• **WHAT IS REQUIRED**
Write the material out again exactly as it stands.

• **DATA LINES**

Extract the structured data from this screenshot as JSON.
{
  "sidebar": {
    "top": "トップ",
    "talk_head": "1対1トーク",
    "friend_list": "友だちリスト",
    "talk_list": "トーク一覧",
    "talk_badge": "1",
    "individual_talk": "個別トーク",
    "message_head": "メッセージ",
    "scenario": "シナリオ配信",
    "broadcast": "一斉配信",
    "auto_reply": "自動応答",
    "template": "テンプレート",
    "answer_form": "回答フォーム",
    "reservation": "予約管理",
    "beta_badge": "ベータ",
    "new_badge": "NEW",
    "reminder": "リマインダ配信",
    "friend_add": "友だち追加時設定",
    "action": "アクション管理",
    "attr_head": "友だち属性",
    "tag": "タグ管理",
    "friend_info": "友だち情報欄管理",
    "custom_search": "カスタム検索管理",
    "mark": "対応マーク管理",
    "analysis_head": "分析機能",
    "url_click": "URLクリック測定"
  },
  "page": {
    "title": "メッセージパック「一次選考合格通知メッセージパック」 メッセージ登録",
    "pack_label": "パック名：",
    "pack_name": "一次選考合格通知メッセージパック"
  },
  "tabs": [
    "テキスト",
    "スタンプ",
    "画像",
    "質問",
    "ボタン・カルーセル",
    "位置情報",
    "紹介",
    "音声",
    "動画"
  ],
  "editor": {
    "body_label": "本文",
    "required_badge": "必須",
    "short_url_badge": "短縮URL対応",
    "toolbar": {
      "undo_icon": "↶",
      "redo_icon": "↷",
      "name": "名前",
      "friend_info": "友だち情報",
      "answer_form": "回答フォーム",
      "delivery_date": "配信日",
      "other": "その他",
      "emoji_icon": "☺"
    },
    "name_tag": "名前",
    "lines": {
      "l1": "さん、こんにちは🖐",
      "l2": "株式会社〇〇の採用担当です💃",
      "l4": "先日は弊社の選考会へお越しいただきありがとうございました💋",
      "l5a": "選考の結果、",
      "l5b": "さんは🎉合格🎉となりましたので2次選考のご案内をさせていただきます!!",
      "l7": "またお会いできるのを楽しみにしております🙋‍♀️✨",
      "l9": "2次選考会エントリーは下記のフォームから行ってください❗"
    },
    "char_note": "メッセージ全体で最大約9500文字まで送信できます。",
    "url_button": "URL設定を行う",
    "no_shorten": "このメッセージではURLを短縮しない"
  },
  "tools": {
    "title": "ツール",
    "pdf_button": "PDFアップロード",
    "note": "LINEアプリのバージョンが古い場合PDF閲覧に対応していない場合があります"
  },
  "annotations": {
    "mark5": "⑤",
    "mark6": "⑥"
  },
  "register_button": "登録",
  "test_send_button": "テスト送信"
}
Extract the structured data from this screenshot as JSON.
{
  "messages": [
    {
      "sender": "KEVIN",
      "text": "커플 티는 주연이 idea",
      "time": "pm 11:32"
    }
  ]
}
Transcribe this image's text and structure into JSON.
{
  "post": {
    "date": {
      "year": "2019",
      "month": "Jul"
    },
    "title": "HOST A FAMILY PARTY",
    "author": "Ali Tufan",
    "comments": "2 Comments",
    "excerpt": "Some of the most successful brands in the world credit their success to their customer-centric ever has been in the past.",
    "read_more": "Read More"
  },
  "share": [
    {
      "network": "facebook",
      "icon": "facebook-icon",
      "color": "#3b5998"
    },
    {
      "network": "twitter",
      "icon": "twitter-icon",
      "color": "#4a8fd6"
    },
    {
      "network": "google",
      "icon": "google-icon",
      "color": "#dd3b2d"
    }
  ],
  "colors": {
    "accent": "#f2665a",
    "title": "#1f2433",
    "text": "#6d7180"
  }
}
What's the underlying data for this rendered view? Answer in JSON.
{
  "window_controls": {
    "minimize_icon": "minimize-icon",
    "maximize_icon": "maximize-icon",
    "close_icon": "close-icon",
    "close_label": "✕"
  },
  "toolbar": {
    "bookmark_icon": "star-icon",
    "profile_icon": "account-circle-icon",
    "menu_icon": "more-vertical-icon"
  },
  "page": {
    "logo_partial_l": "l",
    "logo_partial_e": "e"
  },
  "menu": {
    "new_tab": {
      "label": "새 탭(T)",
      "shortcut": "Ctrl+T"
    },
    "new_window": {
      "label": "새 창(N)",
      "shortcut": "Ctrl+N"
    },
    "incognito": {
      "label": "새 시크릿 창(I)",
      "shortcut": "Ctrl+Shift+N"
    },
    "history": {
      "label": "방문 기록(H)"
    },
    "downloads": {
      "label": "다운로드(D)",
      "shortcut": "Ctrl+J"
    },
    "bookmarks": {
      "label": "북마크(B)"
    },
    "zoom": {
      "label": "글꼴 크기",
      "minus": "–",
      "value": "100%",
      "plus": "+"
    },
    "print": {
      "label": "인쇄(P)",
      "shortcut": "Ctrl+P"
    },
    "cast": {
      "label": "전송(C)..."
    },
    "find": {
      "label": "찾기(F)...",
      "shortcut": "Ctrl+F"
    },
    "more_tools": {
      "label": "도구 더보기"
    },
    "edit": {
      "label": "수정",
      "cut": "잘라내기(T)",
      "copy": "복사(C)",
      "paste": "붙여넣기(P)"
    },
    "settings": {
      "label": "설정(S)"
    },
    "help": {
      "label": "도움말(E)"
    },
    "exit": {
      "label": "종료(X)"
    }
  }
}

• **SOLUTION TO THIS TASK**
Extract the structured data from this screenshot as JSON.
{
  "sidebar": {
    "top": "トップ",
    "talk_head": "1対1トーク",
    "friend_list": "友だちリスト",
    "talk_list": "トーク一覧",
    "talk_badge": "1",
    "individual_talk": "個別トーク",
    "message_head": "メッセージ",
    "scenario": "シナリオ配信",
    "broadcast": "一斉配信",
    "auto_reply": "自動応答",
    "template": "テンプレート",
    "answer_form": "回答フォーム",
    "reservation": "予約管理",
    "beta_badge": "ベータ",
    "new_badge": "NEW",
    "reminder": "リマインダ配信",
    "friend_add": "友だち追加時設定",
    "action": "アクション管理",
    "attr_head": "友だち属性",
    "tag": "タグ管理",
    "friend_info": "友だち情報欄管理",
    "custom_search": "カスタム検索管理",
    "mark": "対応マーク管理",
    "analysis_head": "分析機能",
    "url_click": "URLクリック測定"
  },
  "page": {
    "title": "メッセージパック「一次選考合格通知メッセージパック」 メッセージ登録",
    "pack_label": "パック名：",
    "pack_name": "一次選考合格通知メッセージパック"
  },
  "tabs": [
    "テキスト",
    "スタンプ",
    "画像",
    "質問",
    "ボタン・カルーセル",
    "位置情報",
    "紹介",
    "音声",
    "動画"
  ],
  "editor": {
    "body_label": "本文",
    "required_badge": "必須",
    "short_url_badge": "短縮URL対応",
    "toolbar": {
      "undo_icon": "↶",
      "redo_icon": "↷",
      "name": "名前",
      "friend_info": "友だち情報",
      "answer_form": "回答フォーム",
      "delivery_date": "配信日",
      "other": "その他",
      "emoji_icon": "☺"
    },
    "name_tag": "名前",
    "lines": {
      "l1": "さん、こんにちは🖐",
      "l2": "株式会社〇〇の採用担当です💃",
      "l4": "先日は弊社の選考会へお越しいただきありがとうございました💋",
      "l5a": "選考の結果、",
      "l5b": "さんは🎉合格🎉となりましたので2次選考のご案内をさせていただきます!!",
      "l7": "またお会いできるのを楽しみにしております🙋‍♀️✨",
      "l9": "2次選考会エントリーは下記のフォームから行ってください❗"
    },
    "char_note": "メッセージ全体で最大約9500文字まで送信できます。",
    "url_button": "URL設定を行う",
    "no_shorten": "このメッセージではURLを短縮しない"
  },
  "tools": {
    "title": "ツール",
    "pdf_button": "PDFアップロード",
    "note": "LINEアプリのバージョンが古い場合PDF閲覧に対応していない場合があります"
  },
  "annotations": {
    "mark5": "⑤",
    "mark6": "⑥"
  },
  "register_button": "登録",
  "test_send_button": "テスト送信"
}
Extract the structured data from this screenshot as JSON.
{
  "messages": [
    {
      "sender": "KEVIN",
      "text": "커플 티는 주연이 idea",
      "time": "pm 11:32"
    }
  ]
}
Transcribe this image's text and structure into JSON.
{
  "post": {
    "date": {
      "year": "2019",
      "month": "Jul"
    },
    "title": "HOST A FAMILY PARTY",
    "author": "Ali Tufan",
    "comments": "2 Comments",
    "excerpt": "Some of the most successful brands in the world credit their success to their customer-centric ever has been in the past.",
    "read_more": "Read More"
  },
  "share": [
    {
      "network": "facebook",
      "icon": "facebook-icon",
      "color": "#3b5998"
    },
    {
      "network": "twitter",
      "icon": "twitter-icon",
      "color": "#4a8fd6"
    },
    {
      "network": "google",
      "icon": "google-icon",
      "color": "#dd3b2d"
    }
  ],
  "colors": {
    "accent": "#f2665a",
    "title": "#1f2433",
    "text": "#6d7180"
  }
}
What's the underlying data for this rendered view? Answer in JSON.
{
  "window_controls": {
    "minimize_icon": "minimize-icon",
    "maximize_icon": "maximize-icon",
    "close_icon": "close-icon",
    "close_label": "✕"
  },
  "toolbar": {
    "bookmark_icon": "star-icon",
    "profile_icon": "account-circle-icon",
    "menu_icon": "more-vertical-icon"
  },
  "page": {
    "logo_partial_l": "l",
    "logo_partial_e": "e"
  },
  "menu": {
    "new_tab": {
      "label": "새 탭(T)",
      "shortcut": "Ctrl+T"
    },
    "new_window": {
      "label": "새 창(N)",
      "shortcut": "Ctrl+N"
    },
    "incognito": {
      "label": "새 시크릿 창(I)",
      "shortcut": "Ctrl+Shift+N"
    },
    "history": {
      "label": "방문 기록(H)"
    },
    "downloads": {
      "label": "다운로드(D)",
      "shortcut": "Ctrl+J"
    },
    "bookmarks": {
      "label": "북마크(B)"
    },
    "zoom": {
      "label": "글꼴 크기",
      "minus": "–",
      "value": "100%",
      "plus": "+"
    },
    "print": {
      "label": "인쇄(P)",
      "shortcut": "Ctrl+P"
    },
    "cast": {
      "label": "전송(C)..."
    },
    "find": {
      "label": "찾기(F)...",
      "shortcut": "Ctrl+F"
    },
    "more_tools": {
      "label": "도구 더보기"
    },
    "edit": {
      "label": "수정",
      "cut": "잘라내기(T)",
      "copy": "복사(C)",
      "paste": "붙여넣기(P)"
    },
    "settings": {
      "label": "설정(S)"
    },
    "help": {
      "label": "도움말(E)"
    },
    "exit": {
      "label": "종료(X)"
    }
  }
}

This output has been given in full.